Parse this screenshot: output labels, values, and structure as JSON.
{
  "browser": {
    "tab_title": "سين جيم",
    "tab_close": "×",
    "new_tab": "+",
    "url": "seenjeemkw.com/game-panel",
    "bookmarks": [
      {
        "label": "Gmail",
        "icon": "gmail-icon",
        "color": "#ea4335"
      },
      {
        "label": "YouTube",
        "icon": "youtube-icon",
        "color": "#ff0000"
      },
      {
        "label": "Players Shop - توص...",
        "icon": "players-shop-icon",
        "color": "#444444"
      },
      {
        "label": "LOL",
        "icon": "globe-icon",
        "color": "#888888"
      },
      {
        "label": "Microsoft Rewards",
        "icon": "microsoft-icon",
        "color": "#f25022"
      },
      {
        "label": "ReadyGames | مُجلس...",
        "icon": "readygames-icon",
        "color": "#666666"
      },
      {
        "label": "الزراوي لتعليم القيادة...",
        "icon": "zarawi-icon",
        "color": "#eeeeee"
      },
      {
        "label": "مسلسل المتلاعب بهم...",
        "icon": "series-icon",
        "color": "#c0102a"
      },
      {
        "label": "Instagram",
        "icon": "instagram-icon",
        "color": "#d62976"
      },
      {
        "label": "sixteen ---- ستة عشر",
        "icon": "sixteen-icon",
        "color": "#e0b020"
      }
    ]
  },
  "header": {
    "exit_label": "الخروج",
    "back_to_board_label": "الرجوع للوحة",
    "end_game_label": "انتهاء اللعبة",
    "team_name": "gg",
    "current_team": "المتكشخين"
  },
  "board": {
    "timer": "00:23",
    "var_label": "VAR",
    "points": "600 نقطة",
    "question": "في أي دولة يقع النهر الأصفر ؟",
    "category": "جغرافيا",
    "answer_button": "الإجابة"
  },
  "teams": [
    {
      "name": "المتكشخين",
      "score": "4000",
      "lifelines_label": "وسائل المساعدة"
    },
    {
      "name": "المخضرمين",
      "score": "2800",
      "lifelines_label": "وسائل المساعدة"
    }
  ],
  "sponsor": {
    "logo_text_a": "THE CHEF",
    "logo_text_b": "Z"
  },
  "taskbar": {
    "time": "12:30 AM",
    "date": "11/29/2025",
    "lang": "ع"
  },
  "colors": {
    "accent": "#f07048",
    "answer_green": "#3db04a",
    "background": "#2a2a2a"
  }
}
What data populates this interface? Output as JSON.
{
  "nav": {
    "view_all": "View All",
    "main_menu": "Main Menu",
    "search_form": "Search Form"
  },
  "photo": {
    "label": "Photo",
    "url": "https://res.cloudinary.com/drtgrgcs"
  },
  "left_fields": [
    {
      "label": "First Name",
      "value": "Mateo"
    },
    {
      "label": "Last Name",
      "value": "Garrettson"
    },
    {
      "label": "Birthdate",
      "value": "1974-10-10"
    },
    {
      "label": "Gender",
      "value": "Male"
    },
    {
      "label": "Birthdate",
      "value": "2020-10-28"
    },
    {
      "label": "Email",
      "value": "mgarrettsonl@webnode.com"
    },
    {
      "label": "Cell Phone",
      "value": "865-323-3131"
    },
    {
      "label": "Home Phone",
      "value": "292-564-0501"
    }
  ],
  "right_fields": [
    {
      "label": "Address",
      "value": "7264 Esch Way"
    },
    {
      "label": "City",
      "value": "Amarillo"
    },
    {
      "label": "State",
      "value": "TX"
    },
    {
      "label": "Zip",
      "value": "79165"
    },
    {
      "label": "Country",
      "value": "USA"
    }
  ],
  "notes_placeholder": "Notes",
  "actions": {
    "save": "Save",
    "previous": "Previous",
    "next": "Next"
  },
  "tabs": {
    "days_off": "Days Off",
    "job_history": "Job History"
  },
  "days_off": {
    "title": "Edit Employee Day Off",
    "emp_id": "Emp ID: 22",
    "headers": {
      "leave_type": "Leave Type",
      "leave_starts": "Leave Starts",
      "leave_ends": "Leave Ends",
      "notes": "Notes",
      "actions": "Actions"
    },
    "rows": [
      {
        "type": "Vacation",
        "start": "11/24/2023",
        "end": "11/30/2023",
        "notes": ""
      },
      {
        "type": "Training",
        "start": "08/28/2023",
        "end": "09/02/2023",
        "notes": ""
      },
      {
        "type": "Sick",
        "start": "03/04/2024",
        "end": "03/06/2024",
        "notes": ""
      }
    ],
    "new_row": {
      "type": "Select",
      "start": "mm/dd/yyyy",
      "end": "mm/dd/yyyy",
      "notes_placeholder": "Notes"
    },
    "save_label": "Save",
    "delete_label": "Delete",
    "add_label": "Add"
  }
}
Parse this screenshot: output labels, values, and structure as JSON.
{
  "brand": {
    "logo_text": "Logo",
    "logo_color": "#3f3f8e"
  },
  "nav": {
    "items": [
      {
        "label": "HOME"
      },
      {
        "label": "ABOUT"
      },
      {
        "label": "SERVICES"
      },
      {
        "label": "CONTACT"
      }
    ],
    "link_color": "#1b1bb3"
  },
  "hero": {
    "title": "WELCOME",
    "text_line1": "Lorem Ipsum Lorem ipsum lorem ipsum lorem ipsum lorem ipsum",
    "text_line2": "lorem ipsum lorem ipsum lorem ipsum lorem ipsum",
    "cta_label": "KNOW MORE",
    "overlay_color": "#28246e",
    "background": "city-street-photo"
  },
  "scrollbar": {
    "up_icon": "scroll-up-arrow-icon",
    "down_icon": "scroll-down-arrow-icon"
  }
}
==============================
Which lines contain "Leave"? Copy each of them.

● Solution below
      "leave_type": "Leave Type",
      "leave_starts": "Leave Starts",
      "leave_ends": "Leave Ends",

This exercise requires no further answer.